--- START DATA ROWS ---
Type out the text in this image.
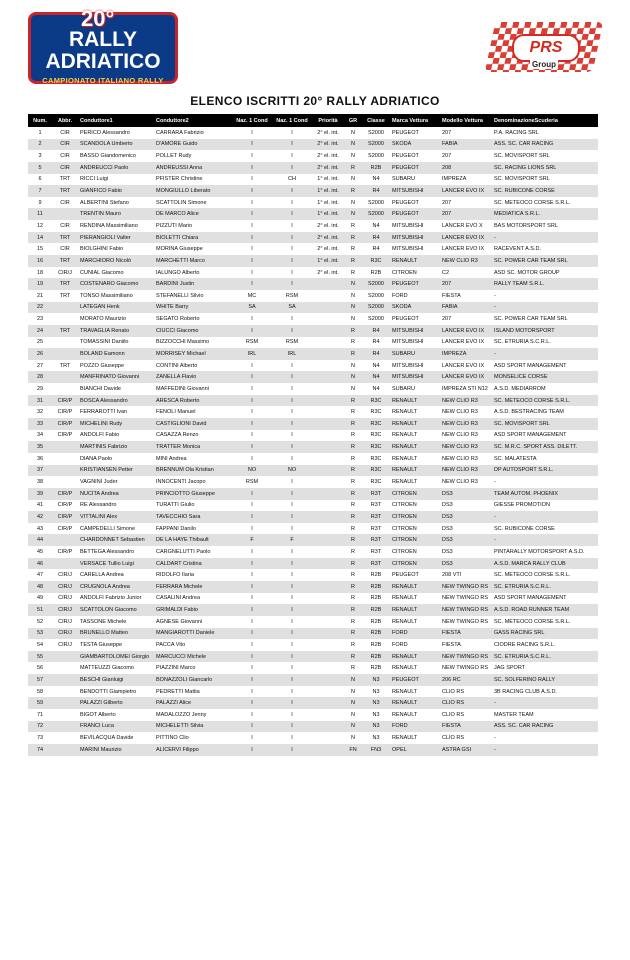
20°
RALLY ADRIATICO
CAMPIONATO ITALIANO RALLY
CINGOLI 17/18 Maggio 2013
PRS
Group
ELENCO ISCRITTI 20° RALLY ADRIATICO
Num.	Abbr.	Conduttore1	Conduttore2	Naz. 1 Cond	Naz. 1 Cond	Priorità	GR	Classe	Marca Vettura	Modello Vettura	DenominazioneScuderia
1	CIR	PERICO Alessandro	CARRARA Fabrizio	I	I	2° el. int.	N	S2000	PEUGEOT	207	P.A. RACING SRL
2	CIR	SCANDOLA Umberto	D'AMORE Guido	I	I	2° el. int.	N	S2000	SKODA	FABIA	ASS. SC. CAR RACING
3	CIR	BASSO Giandomenico	POLLET Rudy	I	I	2° el. int.	N	S2000	PEUGEOT	207	SC. MOVISPORT SRL
5	CIR	ANDREUCCI Paolo	ANDREUSSI Anna	I	I	2° el. int.	R	R2B	PEUGEOT	208	SC. RACING LIONS SRL
6	TRT	RICCI Luigi	PFISTER Christine	I	CH	1° el. int.	N	N4	SUBARU	IMPREZA	SC. MOVISPORT SRL
7	TRT	GIANFICO Fabio	MONGIULLO Liberato	I	I	1° el. int.	R	R4	MITSUBISHI	LANCER EVO IX	SC. RUBICONE CORSE
9	CIR	ALBERTINI Stefano	SCATTOLIN Simone	I	I	1° el. int.	N	S2000	PEUGEOT	207	SC. METEOCO CORSE S.R.L.
11		TRENTIN Mauro	DE MARCO Alice	I	I	1° el. int.	N	S2000	PEUGEOT	207	MEDIATICA S.R.L.
12	CIR	RENDINA Massimiliano	PIZZUTI Mario	I	I	2° el. int.	R	N4	MITSUBISHI	LANCER EVO X	BAS MOTORSPORT SRL
14	TRT	PIERANGIOLI Valter	BIOLETTI Chiara	I	I	2° el. int.	R	R4	MITSUBISHI	LANCER EVO IX	-
15	CIR	BIOLGHINI Fabio	MORINA Giuseppe	I	I	2° el. int.	R	R4	MITSUBISHI	LANCER EVO IX	RACEVENT A.S.D.
16	TRT	MARCHIORO Nicolò	MARCHETTI Marco	I	I	1° el. int.	R	R3C	RENAULT	NEW CLIO R3	SC. POWER CAR TEAM SRL
18	CIR/J	CUNIAL Giacomo	IALUNGO Alberto	I	I	2° el. int.	R	R2B	CITROEN	C2	ASD SC. MOTOR GROUP
19	TRT	COSTENARO Giacomo	BARDINI Justin	I	I		N	S2000	PEUGEOT	207	RALLY TEAM S.R.L.
21	TRT	TONSO Massimiliano	STEFANELLI Silvio	MC	RSM		N	S2000	FORD	FIESTA	-
22		LATEGAN Henk	WHITE Barry	SA	SA		N	S2000	SKODA	FABIA	-
23		MORATO Maurizio	SEGATO Roberto	I	I		N	S2000	PEUGEOT	207	SC. POWER CAR TEAM SRL
24	TRT	TRAVAGLIA Renato	CIUCCI Giacomo	I	I		R	R4	MITSUBISHI	LANCER EVO IX	ISLAND MOTORSPORT
25		TOMASSINI Daniilo	BIZZOCCHI Massimo	RSM	RSM		R	R4	MITSUBISHI	LANCER EVO IX	SC. ETRURIA S.C.R.L.
26		BOLAND Eamonn	MORRISEY Michael	IRL	IRL		R	R4	SUBARU	IMPREZA	-
27	TRT	POZZO Giuseppe	CONTINI Alberto	I	I		N	N4	MITSUBISHI	LANCER EVO IX	ASD SPORT MANAGEMENT
28		MANFRINATO Giovanni	ZANELLA Flavio	I	I		N	N4	MITSUBISHI	LANCER EVO IX	MONSELICE CORSE
29		BIANCHI Davide	MAFFEDINI Giovanni	I	I		N	N4	SUBARU	IMPREZA STI N12	A.S.D. MEDIARROM
31	CIR/P	BOSCA Alessandro	ARESCA Roberto	I	I		R	R3C	RENAULT	NEW CLIO R3	SC. METEOCO CORSE S.R.L.
32	CIR/P	FERRAROTTI Ivan	FENOLI Manuel	I	I		R	R3C	RENAULT	NEW CLIO R3	A.S.D. BESTRACING TEAM
33	CIR/P	MICHELINI Rudy	CASTIGLIONI David	I	I		R	R3C	RENAULT	NEW CLIO R3	SC. MOVISPORT SRL
34	CIR/P	ANDOLFI Fabio	CASAZZA Renzo	I	I		R	R3C	RENAULT	NEW CLIO R3	ASD SPORT MANAGEMENT
35		MARTINIS Fabrizio	TRATTER Monica	I	I		R	R3C	RENAULT	NEW CLIO R3	SC. M.R.C. SPORT ASS. DILETT.
36		DIANA Paolo	MINI Andrea	I	I		R	R3C	RENAULT	NEW CLIO R3	SC. MALATESTA
37		KRISTIANSEN Petter	BRENNUM Ola Kristian	NO	NO		R	R3C	RENAULT	NEW CLIO R3	DP AUTOSPORT S.R.L.
38		VAGNINI Juder	INNOCENTI Jacopo	RSM	I		R	R3C	RENAULT	NEW CLIO R3	-
39	CIR/P	NUCITA Andrea	PRINCIOTTO Giuseppe	I	I		R	R3T	CITROEN	DS3	TEAM AUTOM. PHOENIX
41	CIR/P	RE Alessandro	TURATTI Giulio	I	I		R	R3T	CITROEN	DS3	GIESSE PROMOTION
42	CIR/P	VITTALINI Alex	TAVECCHIO Sara	I	I		R	R3T	CITROEN	DS3	-
43	CIR/P	CAMPEDELLI Simone	FAPPANI Danilo	I	I		R	R3T	CITROEN	DS3	SC. RUBICONE CORSE
44		CHARDONNET Sebastien	DE LA HAYE Thibault	F	F		R	R3T	CITROEN	DS3	-
45	CIR/P	BETTEGA Alessandro	CARGNELUTTI Paolo	I	I		R	R3T	CITROEN	DS3	PINTARALLY MOTORSPORT A.S.D.
46		VERSACE Tullio Luigi	CALDART Cristina	I	I		R	R3T	CITROEN	DS3	A.S.D. MARCA RALLY CLUB
47	CIR/J	CARELLA Andrea	RIDOLFO Ilaria	I	I		R	R2B	PEUGEOT	208 VTI	SC. METEOCO CORSE S.R.L.
48	CIR/J	CRUGNOLA Andrea	FERRARA Michele	I	I		R	R2B	RENAULT	NEW TWINGO RS	SC. ETRURIA S.C.R.L.
49	CIR/J	ANDOLFI Fabrizio Junior	CASALINI Andrea	I	I		R	R2B	RENAULT	NEW TWINGO RS	ASD SPORT MANAGEMENT
51	CIR/J	SCATTOLON Giacomo	GRIMALDI Fabio	I	I		R	R2B	RENAULT	NEW TWINGO RS	A.S.D. ROAD RUNNER TEAM
52	CIR/J	TASSONE Michele	AGNESE Giovanni	I	I		R	R2B	RENAULT	NEW TWINGO RS	SC. METEOCO CORSE S.R.L.
53	CIR/J	BRUNELLO Matteo	MANGIAROTTI Daniele	I	I		R	R2B	FORD	FIESTA	GASS RACING SRL
54	CIR/J	TESTA Giuseppe	PACCA Vito	I	I		R	R2B	FORD	FIESTA	CIODRE RACING S.R.L.
55		GIAMBARTOLOMEI Giorgio	MARCUCCI Michele	I	I		R	R2B	RENAULT	NEW TWINGO RS	SC. ETRURIA S.C.R.L.
56		MATTEUZZI Giacomo	PIAZZINI Marco	I	I		R	R2B	RENAULT	NEW TWINGO RS	JAG SPORT
57		BESCHI Gianluigi	BONAZZOLI Giancarlo	I	I		N	N3	PEUGEOT	206 RC	SC. SOLFERINO RALLY
58		BENDOTTI Giampietro	PEDRETTI Mattia	I	I		N	N3	RENAULT	CLIO RS	3B RACING CLUB A.S.D.
59		PALAZZI Gilberto	PALAZZI Alice	I	I		N	N3	RENAULT	CLIO RS	-
71		BIGOT Alberto	MADALOZZO Jenny	I	I		N	N3	RENAULT	CLIO RS	MASTER TEAM
72		FRANCI Luca	MICHELETTI Silvia	I	I		N	N3	FORD	FIESTA	ASS. SC. CAR RACING
73		BEVILACQUA Davide	PITTINO Clio	I	I		N	N3	RENAULT	CLIO RS	-
74		MARINI Maurizio	ALICERVI Filippo	I	I		FN	FN3	OPEL	ASTRA GSI	-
--- END DATA ROWS ---
GOAL OF THE EXERCISE:
Where a line holds "MOVISPORT", copy it out.

EXERCISE ANSWER:
3	CIR	BASSO Giandomenico	POLLET Rudy	I	I	2° el. int.	N	S2000	PEUGEOT	207	SC. MOVISPORT SRL
6	TRT	RICCI Luigi	PFISTER Christine	I	CH	1° el. int.	N	N4	SUBARU	IMPREZA	SC. MOVISPORT SRL
33	CIR/P	MICHELINI Rudy	CASTIGLIONI David	I	I		R	R3C	RENAULT	NEW CLIO R3	SC. MOVISPORT SRL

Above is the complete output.